(Collection entries)
================
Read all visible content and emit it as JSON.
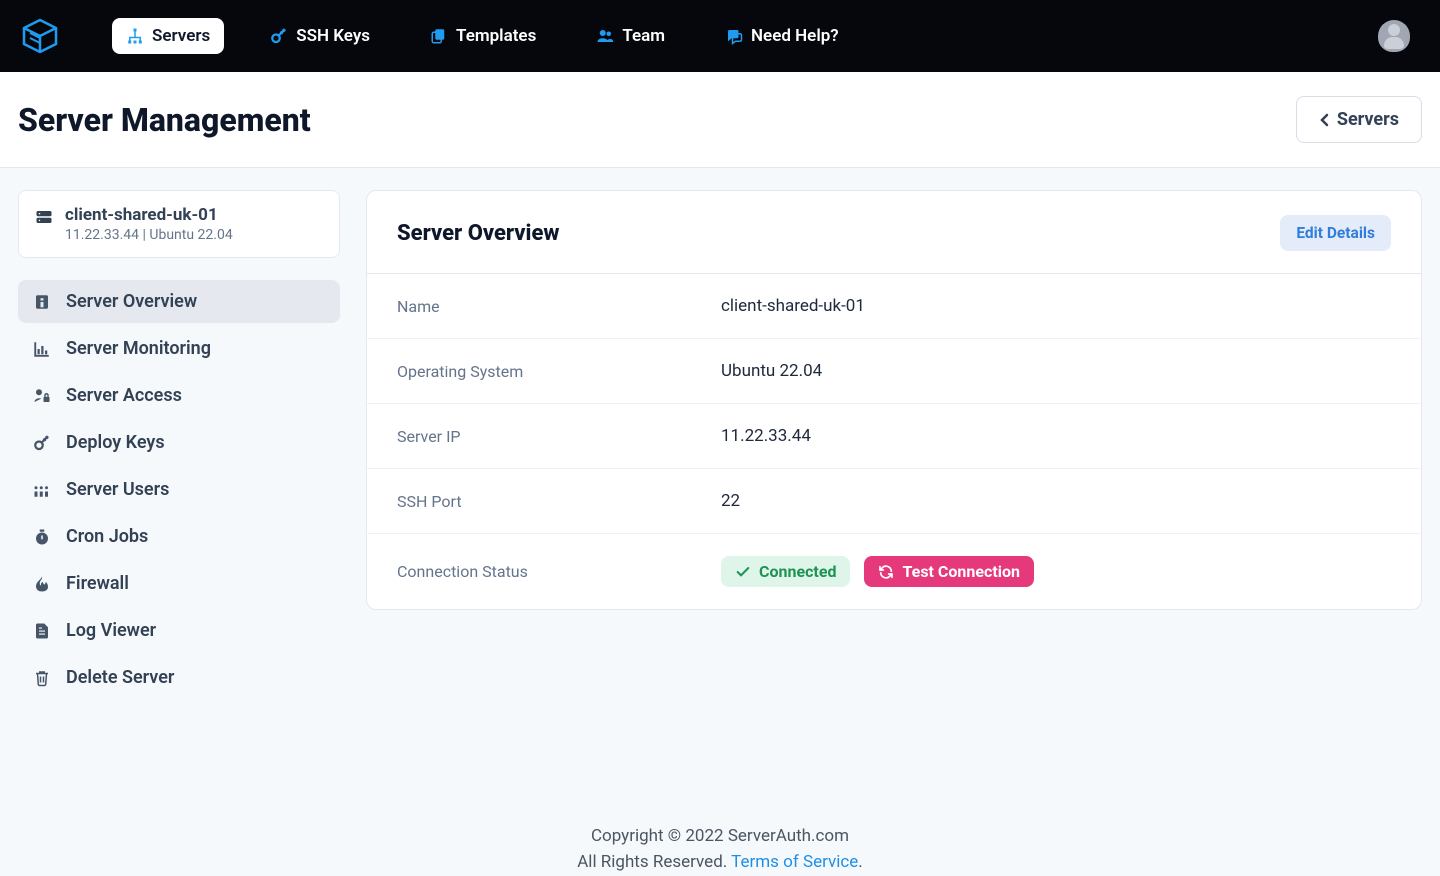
{
  "topnav": {
    "servers": "Servers",
    "ssh_keys": "SSH Keys",
    "templates": "Templates",
    "team": "Team",
    "help": "Need Help?"
  },
  "page": {
    "title": "Server Management",
    "back_label": "Servers"
  },
  "server": {
    "name": "client-shared-uk-01",
    "meta": "11.22.33.44 | Ubuntu 22.04"
  },
  "sidenav": {
    "overview": "Server Overview",
    "monitoring": "Server Monitoring",
    "access": "Server Access",
    "deploy_keys": "Deploy Keys",
    "users": "Server Users",
    "cron": "Cron Jobs",
    "firewall": "Firewall",
    "logs": "Log Viewer",
    "delete": "Delete Server"
  },
  "panel": {
    "title": "Server Overview",
    "edit": "Edit Details",
    "labels": {
      "name": "Name",
      "os": "Operating System",
      "ip": "Server IP",
      "ssh_port": "SSH Port",
      "conn_status": "Connection Status"
    },
    "values": {
      "name": "client-shared-uk-01",
      "os": "Ubuntu 22.04",
      "ip": "11.22.33.44",
      "ssh_port": "22",
      "connected": "Connected",
      "test": "Test Connection"
    }
  },
  "footer": {
    "line1": "Copyright © 2022 ServerAuth.com",
    "line2a": "All Rights Reserved. ",
    "tos": "Terms of Service",
    "dot": "."
  }
}
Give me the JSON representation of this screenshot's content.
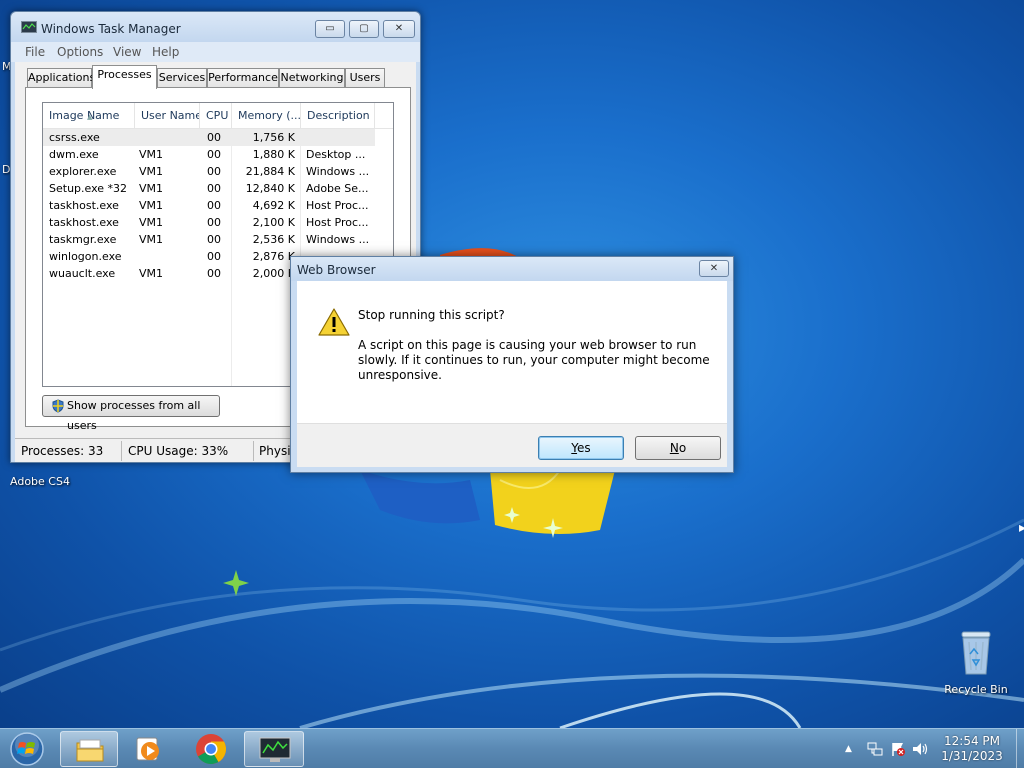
{
  "desktop": {
    "edge_letters": [
      "M",
      "D"
    ],
    "shortcut_label": "Adobe CS4",
    "recycle_bin_label": "Recycle Bin"
  },
  "taskmgr": {
    "title": "Windows Task Manager",
    "caption_buttons": {
      "minimize": "▭",
      "maximize": "▢",
      "close": "✕"
    },
    "menu": [
      "File",
      "Options",
      "View",
      "Help"
    ],
    "tabs": [
      "Applications",
      "Processes",
      "Services",
      "Performance",
      "Networking",
      "Users"
    ],
    "active_tab": "Processes",
    "columns": [
      "Image Name",
      "User Name",
      "CPU",
      "Memory (...",
      "Description"
    ],
    "rows": [
      {
        "name": "csrss.exe",
        "user": "",
        "cpu": "00",
        "memory": "1,756 K",
        "desc": ""
      },
      {
        "name": "dwm.exe",
        "user": "VM1",
        "cpu": "00",
        "memory": "1,880 K",
        "desc": "Desktop ..."
      },
      {
        "name": "explorer.exe",
        "user": "VM1",
        "cpu": "00",
        "memory": "21,884 K",
        "desc": "Windows ..."
      },
      {
        "name": "Setup.exe *32",
        "user": "VM1",
        "cpu": "00",
        "memory": "12,840 K",
        "desc": "Adobe Se..."
      },
      {
        "name": "taskhost.exe",
        "user": "VM1",
        "cpu": "00",
        "memory": "4,692 K",
        "desc": "Host Proc..."
      },
      {
        "name": "taskhost.exe",
        "user": "VM1",
        "cpu": "00",
        "memory": "2,100 K",
        "desc": "Host Proc..."
      },
      {
        "name": "taskmgr.exe",
        "user": "VM1",
        "cpu": "00",
        "memory": "2,536 K",
        "desc": "Windows ..."
      },
      {
        "name": "winlogon.exe",
        "user": "",
        "cpu": "00",
        "memory": "2,876 K",
        "desc": ""
      },
      {
        "name": "wuauclt.exe",
        "user": "VM1",
        "cpu": "00",
        "memory": "2,000 K",
        "desc": ""
      }
    ],
    "show_all_button": "Show processes from all users",
    "status": {
      "processes": "Processes: 33",
      "cpu": "CPU Usage: 33%",
      "physical": "Physic"
    }
  },
  "dialog": {
    "title": "Web Browser",
    "close_glyph": "✕",
    "heading": "Stop running this script?",
    "message": "A script on this page is causing your web browser to run slowly. If it continues to run, your computer might become unresponsive.",
    "yes_mnemonic": "Y",
    "yes_rest": "es",
    "no_mnemonic": "N",
    "no_rest": "o"
  },
  "taskbar": {
    "time": "12:54 PM",
    "date": "1/31/2023",
    "tray_arrow": "▲"
  }
}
================
Aim: Copy each line that contains the word "Overview".

Answer to the task:
    "overview": "Server Overview",
    "title": "Server Overview",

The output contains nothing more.